** Exercise prompt **
Answer these questions from the passage on concurrent engineering, one per line:
1. Which new aircraft does the passage give as a well-publicized example of concurrent engineering in aerospace?
2. Ricardo Hitec Ltd is an operating division of which organization?
3. Along with the automotive market, which market does the passage name for high-volume manufacturing companies?

Putting Concurrent Engineering into Practice


Graeme Holmes Winwood Marketing Ltd, Manchester, UK
Acceptance of the need for vastly improved new product development processes has become almost universal among companies within a number of industrial sectors. Moreover, there is now a growing recognition that the basic process improvement concepts and techniques, and associated business benefits, are applicable to more than just high-volume manufacturing companies, competing in the automotive and consumer electronics markets. In particular, the practice of concurrent engineering (CE) is rapidly gaining importance within the aerospace industry. One already wellpublicized illustration of this has been Boeings development of its new 777, in which the adoption of CE techniques formed part of a radical departure from traditional design development practices. Development requirements in terms of product complexity and customer needs may be significantly different for new aircraft, compared with new cars or computers. There are, however, still the common factors of increasing global competition and the resulting market pressures which demand an improvement in the development process in order to provide a better product within reduced time-scales and costs. In fact, such tough demands for better and cheaper products, delivered to market faster, are becoming increasingly important for most businesses, regardless of whether they are multinational pharmaceutical organizations or small specialist producers of one-off items. One company which has recently gained a greater insight into the adoption of CE tools and techniques is Ricardo Hitec Ltd, one of the operating divisions of Ricardo Group plc, a major independent engineering design organization. Although its recent experience has been gained through being an integral part of a major aerospace programme, the company has recognized that the basic concepts and the attainable benefits would be equally valid for any of its engineering design projects.

** Dataset extract **
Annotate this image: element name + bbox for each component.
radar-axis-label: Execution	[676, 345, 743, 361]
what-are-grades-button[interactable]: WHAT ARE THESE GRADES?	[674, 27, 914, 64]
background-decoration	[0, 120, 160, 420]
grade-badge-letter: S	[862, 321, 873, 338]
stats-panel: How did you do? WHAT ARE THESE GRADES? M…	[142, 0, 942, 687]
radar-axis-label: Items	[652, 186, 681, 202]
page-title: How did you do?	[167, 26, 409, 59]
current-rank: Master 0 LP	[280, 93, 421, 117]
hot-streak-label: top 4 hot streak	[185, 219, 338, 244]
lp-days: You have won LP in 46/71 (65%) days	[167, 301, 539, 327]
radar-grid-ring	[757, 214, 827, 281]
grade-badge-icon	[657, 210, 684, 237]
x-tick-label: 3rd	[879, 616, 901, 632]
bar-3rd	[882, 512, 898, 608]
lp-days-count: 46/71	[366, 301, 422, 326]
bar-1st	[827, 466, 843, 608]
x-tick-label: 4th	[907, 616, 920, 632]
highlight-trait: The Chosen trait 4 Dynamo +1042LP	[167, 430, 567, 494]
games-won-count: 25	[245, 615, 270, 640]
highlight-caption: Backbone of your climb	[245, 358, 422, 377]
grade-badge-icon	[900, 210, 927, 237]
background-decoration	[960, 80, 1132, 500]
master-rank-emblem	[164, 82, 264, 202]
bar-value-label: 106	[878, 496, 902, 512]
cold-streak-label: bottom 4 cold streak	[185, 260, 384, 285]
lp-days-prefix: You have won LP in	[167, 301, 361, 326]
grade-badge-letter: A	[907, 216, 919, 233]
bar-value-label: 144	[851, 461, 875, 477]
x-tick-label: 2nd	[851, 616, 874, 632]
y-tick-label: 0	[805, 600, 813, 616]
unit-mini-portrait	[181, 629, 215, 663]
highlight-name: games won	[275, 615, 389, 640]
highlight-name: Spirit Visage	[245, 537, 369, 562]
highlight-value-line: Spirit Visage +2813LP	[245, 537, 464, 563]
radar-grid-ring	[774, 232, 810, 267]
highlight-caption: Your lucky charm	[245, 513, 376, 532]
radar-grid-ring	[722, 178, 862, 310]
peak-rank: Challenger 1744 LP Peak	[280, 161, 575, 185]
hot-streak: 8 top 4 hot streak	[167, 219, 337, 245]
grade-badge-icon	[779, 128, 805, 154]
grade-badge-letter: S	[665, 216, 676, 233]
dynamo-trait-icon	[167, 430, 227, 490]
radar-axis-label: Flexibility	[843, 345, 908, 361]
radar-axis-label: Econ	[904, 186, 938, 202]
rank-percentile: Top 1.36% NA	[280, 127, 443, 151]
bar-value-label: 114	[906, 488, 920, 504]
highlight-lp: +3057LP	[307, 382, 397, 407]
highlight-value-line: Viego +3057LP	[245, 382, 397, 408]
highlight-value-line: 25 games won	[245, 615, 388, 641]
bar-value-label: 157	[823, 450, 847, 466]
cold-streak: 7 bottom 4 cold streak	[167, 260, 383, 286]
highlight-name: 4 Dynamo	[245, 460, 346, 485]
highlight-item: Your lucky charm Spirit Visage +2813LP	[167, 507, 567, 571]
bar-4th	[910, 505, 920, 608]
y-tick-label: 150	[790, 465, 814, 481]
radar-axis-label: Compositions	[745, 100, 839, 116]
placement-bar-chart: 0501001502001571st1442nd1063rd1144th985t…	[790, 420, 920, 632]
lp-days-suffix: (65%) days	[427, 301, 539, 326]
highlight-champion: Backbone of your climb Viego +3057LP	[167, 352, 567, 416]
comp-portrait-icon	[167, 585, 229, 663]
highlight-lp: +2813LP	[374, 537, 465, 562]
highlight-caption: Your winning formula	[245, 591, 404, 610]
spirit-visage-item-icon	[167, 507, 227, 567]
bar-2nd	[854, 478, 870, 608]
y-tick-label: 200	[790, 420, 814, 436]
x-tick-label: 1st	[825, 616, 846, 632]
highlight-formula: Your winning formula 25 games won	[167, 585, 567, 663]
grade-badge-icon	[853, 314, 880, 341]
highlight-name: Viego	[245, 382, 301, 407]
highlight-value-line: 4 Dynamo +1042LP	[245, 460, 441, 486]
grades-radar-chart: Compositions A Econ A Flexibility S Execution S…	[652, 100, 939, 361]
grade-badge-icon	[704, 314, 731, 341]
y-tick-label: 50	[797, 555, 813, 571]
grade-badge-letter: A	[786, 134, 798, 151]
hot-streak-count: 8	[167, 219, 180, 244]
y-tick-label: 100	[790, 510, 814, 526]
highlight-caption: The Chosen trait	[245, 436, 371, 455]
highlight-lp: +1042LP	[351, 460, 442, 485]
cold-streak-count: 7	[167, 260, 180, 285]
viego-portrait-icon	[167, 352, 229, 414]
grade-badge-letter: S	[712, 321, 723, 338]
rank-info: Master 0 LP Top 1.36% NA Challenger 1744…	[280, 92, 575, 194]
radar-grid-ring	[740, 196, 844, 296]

** Task answer **
1. Boeing's 777
2. Ricardo Group plc
3. The consumer electronics market